**Exercise prompt:** Look through the data below and work out how many lines contain the string "nemo". Give the number alone.

**Provided records:**
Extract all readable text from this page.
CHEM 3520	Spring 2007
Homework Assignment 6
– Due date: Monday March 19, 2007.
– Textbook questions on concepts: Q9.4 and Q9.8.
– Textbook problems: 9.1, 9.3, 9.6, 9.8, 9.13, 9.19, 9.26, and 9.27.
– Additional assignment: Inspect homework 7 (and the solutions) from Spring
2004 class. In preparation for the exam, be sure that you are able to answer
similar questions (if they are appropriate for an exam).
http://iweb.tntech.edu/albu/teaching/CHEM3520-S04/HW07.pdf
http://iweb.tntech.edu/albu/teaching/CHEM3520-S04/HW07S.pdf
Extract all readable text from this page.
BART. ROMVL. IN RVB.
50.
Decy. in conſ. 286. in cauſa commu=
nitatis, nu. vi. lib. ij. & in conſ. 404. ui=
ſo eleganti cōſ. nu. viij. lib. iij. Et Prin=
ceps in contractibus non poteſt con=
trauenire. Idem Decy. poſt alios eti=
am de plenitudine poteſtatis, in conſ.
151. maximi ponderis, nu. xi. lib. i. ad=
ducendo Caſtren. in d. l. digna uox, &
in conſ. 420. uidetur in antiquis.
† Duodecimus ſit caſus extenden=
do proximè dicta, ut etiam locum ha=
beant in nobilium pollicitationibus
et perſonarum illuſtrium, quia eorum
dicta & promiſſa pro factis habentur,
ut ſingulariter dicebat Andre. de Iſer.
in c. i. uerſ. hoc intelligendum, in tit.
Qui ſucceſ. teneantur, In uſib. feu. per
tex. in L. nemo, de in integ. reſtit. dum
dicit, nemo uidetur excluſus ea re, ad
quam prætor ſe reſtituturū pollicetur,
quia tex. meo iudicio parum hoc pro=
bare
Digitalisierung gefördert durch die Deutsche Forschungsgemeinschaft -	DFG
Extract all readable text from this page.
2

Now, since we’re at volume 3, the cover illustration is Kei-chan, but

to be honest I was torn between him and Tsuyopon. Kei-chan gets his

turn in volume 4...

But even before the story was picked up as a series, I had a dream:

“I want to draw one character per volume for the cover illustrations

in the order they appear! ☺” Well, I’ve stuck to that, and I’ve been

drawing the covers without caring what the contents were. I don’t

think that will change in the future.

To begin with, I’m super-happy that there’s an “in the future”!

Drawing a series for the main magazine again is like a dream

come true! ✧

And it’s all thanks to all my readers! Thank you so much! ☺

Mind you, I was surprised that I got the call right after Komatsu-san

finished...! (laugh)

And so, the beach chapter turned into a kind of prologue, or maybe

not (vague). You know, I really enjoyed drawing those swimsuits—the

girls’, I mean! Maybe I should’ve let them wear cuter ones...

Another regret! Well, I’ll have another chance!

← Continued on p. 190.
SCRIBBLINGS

**Solved exercise:** 2